## START

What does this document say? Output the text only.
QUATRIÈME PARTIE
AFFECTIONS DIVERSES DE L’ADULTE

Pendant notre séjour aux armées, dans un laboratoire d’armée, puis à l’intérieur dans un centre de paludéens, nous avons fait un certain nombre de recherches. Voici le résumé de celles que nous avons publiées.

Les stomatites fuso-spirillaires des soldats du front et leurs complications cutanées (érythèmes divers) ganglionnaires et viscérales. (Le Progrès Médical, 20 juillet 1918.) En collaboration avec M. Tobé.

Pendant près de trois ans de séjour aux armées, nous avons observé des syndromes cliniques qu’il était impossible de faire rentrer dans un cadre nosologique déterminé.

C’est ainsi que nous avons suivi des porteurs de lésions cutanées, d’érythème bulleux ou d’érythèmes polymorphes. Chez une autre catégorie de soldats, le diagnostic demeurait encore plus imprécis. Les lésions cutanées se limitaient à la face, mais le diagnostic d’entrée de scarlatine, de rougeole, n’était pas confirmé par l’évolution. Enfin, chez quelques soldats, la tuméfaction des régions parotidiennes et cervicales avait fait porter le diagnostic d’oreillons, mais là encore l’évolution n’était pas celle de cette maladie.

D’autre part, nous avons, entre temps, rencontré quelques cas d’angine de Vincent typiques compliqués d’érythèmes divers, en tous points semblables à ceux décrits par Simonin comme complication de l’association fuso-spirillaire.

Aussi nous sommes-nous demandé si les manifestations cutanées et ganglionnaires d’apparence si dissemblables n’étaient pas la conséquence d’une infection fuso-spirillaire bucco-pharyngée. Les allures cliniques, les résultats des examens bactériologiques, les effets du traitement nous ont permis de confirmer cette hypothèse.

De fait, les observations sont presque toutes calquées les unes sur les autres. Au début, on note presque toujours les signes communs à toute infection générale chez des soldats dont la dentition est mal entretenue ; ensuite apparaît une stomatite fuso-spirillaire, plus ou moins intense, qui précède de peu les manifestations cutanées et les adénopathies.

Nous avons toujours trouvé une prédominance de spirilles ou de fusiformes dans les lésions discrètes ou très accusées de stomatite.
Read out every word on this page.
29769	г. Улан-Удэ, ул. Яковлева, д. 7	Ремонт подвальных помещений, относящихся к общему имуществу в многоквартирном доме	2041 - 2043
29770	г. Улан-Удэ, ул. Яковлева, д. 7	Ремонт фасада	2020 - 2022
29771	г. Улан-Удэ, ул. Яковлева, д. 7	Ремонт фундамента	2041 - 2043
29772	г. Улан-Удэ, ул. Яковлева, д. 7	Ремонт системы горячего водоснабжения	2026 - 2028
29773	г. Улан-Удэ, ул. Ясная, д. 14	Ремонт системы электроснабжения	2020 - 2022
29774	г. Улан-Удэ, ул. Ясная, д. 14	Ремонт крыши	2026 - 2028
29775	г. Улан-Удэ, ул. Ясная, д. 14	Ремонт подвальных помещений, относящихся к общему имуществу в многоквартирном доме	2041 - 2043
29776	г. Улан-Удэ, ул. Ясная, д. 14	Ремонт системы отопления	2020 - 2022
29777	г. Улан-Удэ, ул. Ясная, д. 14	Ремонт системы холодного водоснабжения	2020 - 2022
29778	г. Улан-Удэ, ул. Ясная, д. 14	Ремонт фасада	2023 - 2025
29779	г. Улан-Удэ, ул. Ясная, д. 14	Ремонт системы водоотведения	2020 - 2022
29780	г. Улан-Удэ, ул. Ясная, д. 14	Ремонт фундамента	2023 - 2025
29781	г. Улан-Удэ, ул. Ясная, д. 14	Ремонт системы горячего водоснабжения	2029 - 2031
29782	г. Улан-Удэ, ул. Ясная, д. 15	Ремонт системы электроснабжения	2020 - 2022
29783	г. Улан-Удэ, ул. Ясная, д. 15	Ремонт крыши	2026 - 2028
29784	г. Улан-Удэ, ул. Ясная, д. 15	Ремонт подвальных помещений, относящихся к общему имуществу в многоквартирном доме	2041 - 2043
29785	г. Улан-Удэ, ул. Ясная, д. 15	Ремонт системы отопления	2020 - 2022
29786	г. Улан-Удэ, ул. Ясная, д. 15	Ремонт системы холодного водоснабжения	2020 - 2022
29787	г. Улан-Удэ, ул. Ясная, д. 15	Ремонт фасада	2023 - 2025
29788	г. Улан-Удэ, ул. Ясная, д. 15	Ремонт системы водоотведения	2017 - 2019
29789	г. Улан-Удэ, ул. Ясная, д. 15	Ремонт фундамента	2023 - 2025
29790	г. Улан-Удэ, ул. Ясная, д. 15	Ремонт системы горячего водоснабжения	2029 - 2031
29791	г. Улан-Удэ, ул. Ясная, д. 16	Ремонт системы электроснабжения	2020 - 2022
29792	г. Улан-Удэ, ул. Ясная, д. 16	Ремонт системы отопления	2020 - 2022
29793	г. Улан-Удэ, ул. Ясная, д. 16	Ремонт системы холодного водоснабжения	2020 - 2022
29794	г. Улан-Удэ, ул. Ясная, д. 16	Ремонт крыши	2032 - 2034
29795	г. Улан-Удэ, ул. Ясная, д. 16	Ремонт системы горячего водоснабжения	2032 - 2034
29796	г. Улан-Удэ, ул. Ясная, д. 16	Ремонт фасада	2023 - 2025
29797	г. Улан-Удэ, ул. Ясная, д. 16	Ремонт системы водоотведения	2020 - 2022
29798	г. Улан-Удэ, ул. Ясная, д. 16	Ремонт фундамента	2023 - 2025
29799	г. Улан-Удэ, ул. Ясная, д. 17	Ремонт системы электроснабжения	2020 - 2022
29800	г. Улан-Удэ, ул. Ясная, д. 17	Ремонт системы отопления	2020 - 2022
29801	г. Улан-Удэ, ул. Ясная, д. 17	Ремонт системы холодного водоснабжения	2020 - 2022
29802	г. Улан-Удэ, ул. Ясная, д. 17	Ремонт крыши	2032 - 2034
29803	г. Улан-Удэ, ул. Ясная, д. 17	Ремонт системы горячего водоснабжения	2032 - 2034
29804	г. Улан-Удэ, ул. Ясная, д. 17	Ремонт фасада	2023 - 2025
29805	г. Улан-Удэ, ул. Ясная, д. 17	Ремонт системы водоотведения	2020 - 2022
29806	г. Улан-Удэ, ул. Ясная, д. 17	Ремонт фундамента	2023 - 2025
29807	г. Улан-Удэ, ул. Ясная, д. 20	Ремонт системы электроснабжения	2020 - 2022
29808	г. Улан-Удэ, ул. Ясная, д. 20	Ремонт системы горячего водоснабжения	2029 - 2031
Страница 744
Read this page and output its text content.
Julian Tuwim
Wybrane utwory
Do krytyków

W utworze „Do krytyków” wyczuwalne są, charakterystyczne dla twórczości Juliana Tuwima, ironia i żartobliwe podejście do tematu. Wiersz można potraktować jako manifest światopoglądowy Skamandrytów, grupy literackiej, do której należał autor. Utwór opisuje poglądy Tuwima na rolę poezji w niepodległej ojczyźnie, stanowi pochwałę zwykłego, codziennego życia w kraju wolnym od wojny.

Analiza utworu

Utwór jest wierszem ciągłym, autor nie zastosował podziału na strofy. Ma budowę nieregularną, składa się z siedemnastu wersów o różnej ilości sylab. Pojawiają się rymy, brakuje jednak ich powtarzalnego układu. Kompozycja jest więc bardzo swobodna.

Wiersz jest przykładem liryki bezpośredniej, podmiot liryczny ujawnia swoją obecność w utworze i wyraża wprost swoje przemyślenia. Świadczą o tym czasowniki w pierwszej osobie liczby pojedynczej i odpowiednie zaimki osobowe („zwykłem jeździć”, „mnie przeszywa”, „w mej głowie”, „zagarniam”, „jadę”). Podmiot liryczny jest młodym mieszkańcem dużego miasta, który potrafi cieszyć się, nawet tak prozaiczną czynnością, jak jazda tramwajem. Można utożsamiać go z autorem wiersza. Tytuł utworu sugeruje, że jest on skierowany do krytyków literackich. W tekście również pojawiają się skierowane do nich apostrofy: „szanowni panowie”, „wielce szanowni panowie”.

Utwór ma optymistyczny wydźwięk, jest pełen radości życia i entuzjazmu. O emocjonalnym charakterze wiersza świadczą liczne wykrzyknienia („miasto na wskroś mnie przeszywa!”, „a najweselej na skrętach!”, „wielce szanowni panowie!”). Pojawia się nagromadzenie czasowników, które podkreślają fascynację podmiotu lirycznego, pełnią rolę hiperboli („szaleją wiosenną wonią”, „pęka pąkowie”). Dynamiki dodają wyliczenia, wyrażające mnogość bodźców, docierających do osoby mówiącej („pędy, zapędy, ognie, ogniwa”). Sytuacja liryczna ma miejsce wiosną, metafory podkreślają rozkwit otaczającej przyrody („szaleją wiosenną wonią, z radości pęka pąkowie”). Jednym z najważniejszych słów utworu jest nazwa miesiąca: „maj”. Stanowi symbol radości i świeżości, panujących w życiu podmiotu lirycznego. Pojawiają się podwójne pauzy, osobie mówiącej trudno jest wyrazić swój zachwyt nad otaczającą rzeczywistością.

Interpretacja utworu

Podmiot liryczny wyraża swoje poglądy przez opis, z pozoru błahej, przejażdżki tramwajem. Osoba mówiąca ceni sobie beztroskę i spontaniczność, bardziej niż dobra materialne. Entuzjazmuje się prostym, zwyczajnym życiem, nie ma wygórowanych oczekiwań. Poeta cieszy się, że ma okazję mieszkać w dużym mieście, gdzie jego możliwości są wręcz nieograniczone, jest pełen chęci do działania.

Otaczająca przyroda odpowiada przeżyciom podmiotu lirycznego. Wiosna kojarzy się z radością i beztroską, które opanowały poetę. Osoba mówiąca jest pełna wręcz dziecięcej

## END

## Task directions
Above are the records; copy every line in them that holds the word "infection".

## Answer
Aussi nous sommes-nous demandé si les manifestations cutanées et ganglionnaires d’apparence si dissemblables n’étaient pas la conséquence d’une infection fuso-spirillaire bucco-pharyngée. Les allures cliniques, les résultats des examens bactériologiques, les effets du traitement nous ont permis de confirmer cette hypothèse.
De fait, les observations sont presque toutes calquées les unes sur les autres. Au début, on note presque toujours les signes communs à toute infection générale chez des soldats dont la dentition est mal entretenue ; ensuite apparaît une stomatite fuso-spirillaire, plus ou moins intense, qui précède de peu les manifestations cutanées et les adénopathies.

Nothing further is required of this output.